# What to produce
Using the listing below, copy every line that mentions "they".

--

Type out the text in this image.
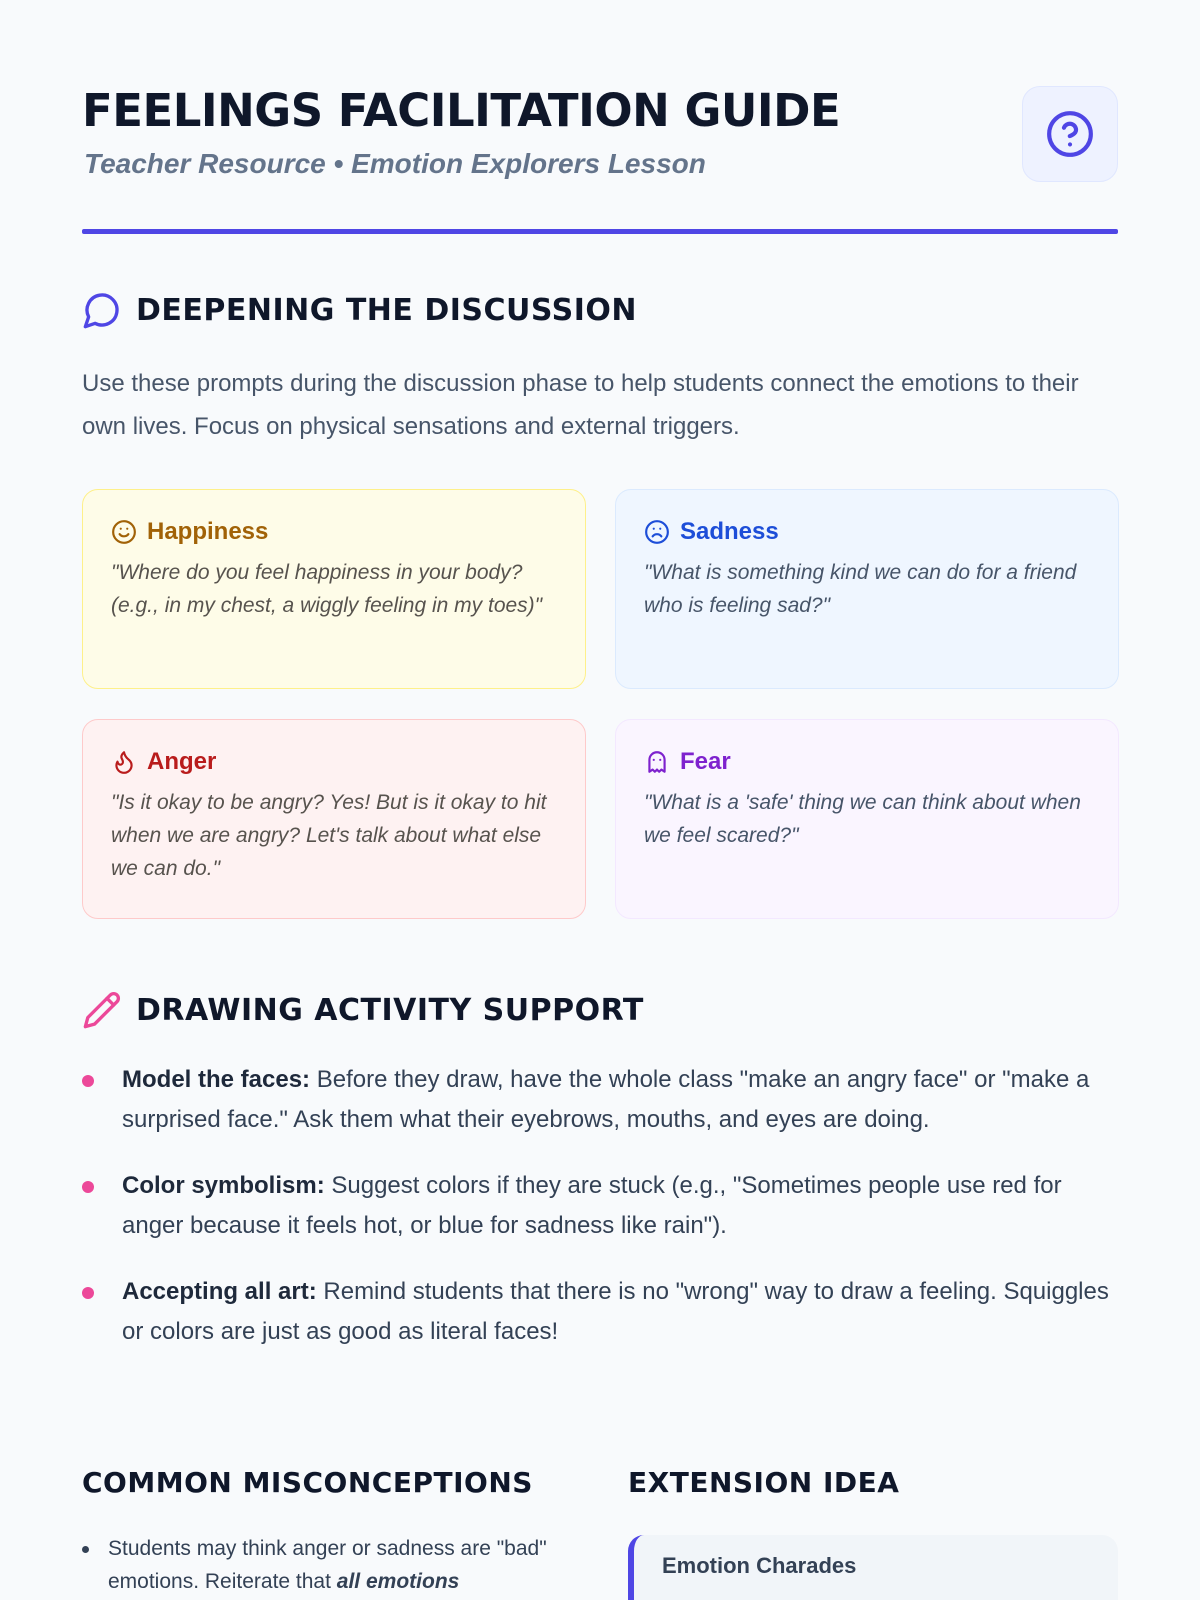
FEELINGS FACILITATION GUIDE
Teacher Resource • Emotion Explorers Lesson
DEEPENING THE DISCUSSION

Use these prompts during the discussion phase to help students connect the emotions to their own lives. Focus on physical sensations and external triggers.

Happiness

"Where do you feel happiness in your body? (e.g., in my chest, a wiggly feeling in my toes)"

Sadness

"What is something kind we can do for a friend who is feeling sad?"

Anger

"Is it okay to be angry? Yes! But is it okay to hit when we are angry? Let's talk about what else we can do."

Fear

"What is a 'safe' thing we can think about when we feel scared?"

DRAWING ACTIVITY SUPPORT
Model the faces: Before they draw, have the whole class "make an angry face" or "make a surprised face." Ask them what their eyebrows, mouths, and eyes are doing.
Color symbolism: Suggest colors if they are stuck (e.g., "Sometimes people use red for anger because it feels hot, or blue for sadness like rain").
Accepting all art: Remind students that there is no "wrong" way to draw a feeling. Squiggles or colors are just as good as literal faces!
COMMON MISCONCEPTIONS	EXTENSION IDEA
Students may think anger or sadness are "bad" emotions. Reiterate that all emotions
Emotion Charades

--

# Solved exercise
Model the faces: Before they draw, have the whole class "make an angry face" or "make a surprised face." Ask them what their eyebrows, mouths, and eyes are doing.
Color symbolism: Suggest colors if they are stuck (e.g., "Sometimes people use red for anger because it feels hot, or blue for sadness like rain").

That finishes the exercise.